··· RECORDS FOR PROCESSING
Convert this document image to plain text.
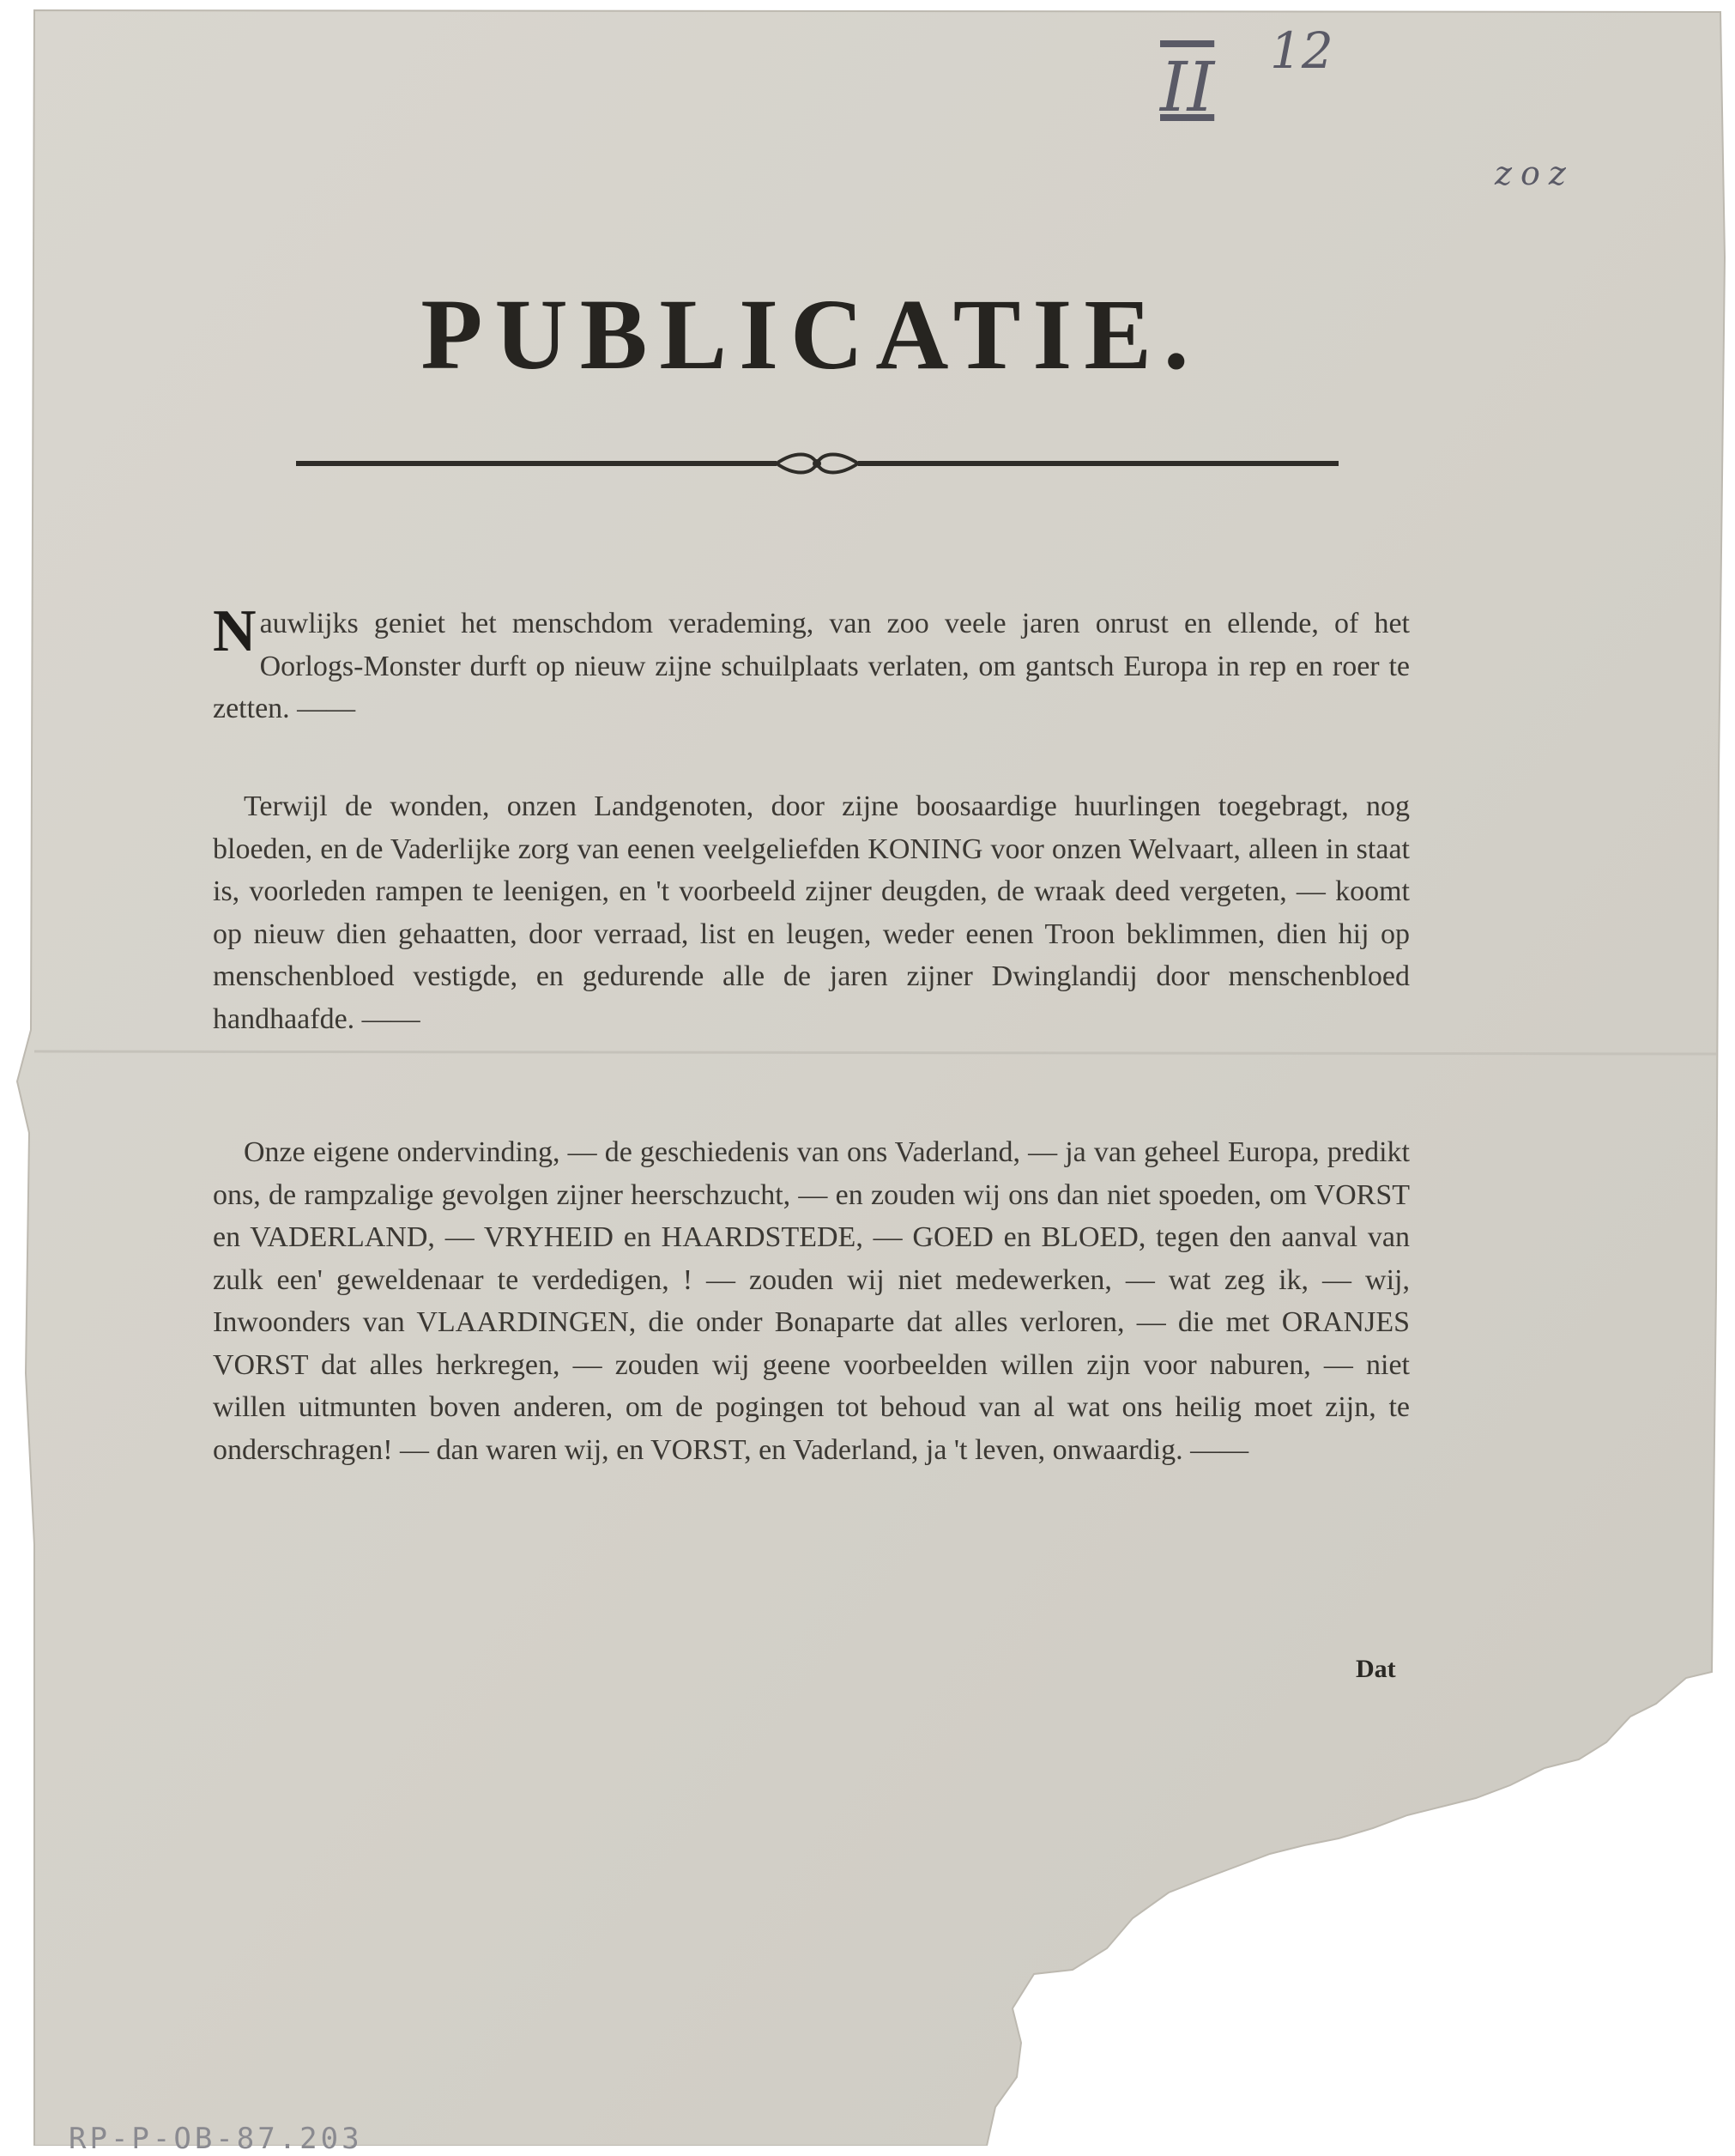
II 12
zoz
PUBLICATIE.

Nauwlijks geniet het menschdom verademing, van zoo veele jaren onrust en ellende, of het Oorlogs-Monster durft op nieuw zijne schuilplaats verlaten, om gantsch Europa in rep en roer te zetten. ——

Terwijl de wonden, onzen Landgenoten, door zijne boosaardige huurlingen toegebragt, nog bloeden, en de Vaderlijke zorg van eenen veelgeliefden KONING voor onzen Welvaart, alleen in staat is, voorleden rampen te leenigen, en 't voorbeeld zijner deugden, de wraak deed vergeten, — koomt op nieuw dien gehaatten, door verraad, list en leugen, weder eenen Troon beklimmen, dien hij op menschenbloed vestigde, en gedurende alle de jaren zijner Dwinglandij door menschenbloed handhaafde. ——

Onze eigene ondervinding, — de geschiedenis van ons Vaderland, — ja van geheel Europa, predikt ons, de rampzalige gevolgen zijner heerschzucht, — en zouden wij ons dan niet spoeden, om VORST en VADERLAND, — VRYHEID en HAARDSTEDE, — GOED en BLOED, tegen den aanval van zulk een' geweldenaar te verdedigen, ! — zouden wij niet medewerken, — wat zeg ik, — wij, Inwoonders van VLAARDINGEN, die onder Bonaparte dat alles verloren, — die met ORANJES VORST dat alles herkregen, — zouden wij geene voorbeelden willen zijn voor naburen, — niet willen uitmunten boven anderen, om de pogingen tot behoud van al wat ons heilig moet zijn, te onderschragen! — dan waren wij, en VORST, en Vaderland, ja 't leven, onwaardig. ——

Dat
RP-P-OB-87.203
······
- _PROBLEM STATEMENT_:
Nothing but the pictures may be dropped; output the records above exactly.

- _THE COMPLETED TASK_:
Convert this document image to plain text.
II 12
zoz
PUBLICATIE.

Nauwlijks geniet het menschdom verademing, van zoo veele jaren onrust en ellende, of het Oorlogs-Monster durft op nieuw zijne schuilplaats verlaten, om gantsch Europa in rep en roer te zetten. ——

Terwijl de wonden, onzen Landgenoten, door zijne boosaardige huurlingen toegebragt, nog bloeden, en de Vaderlijke zorg van eenen veelgeliefden KONING voor onzen Welvaart, alleen in staat is, voorleden rampen te leenigen, en 't voorbeeld zijner deugden, de wraak deed vergeten, — koomt op nieuw dien gehaatten, door verraad, list en leugen, weder eenen Troon beklimmen, dien hij op menschenbloed vestigde, en gedurende alle de jaren zijner Dwinglandij door menschenbloed handhaafde. ——

Onze eigene ondervinding, — de geschiedenis van ons Vaderland, — ja van geheel Europa, predikt ons, de rampzalige gevolgen zijner heerschzucht, — en zouden wij ons dan niet spoeden, om VORST en VADERLAND, — VRYHEID en HAARDSTEDE, — GOED en BLOED, tegen den aanval van zulk een' geweldenaar te verdedigen, ! — zouden wij niet medewerken, — wat zeg ik, — wij, Inwoonders van VLAARDINGEN, die onder Bonaparte dat alles verloren, — die met ORANJES VORST dat alles herkregen, — zouden wij geene voorbeelden willen zijn voor naburen, — niet willen uitmunten boven anderen, om de pogingen tot behoud van al wat ons heilig moet zijn, te onderschragen! — dan waren wij, en VORST, en Vaderland, ja 't leven, onwaardig. ——

Dat
RP-P-OB-87.203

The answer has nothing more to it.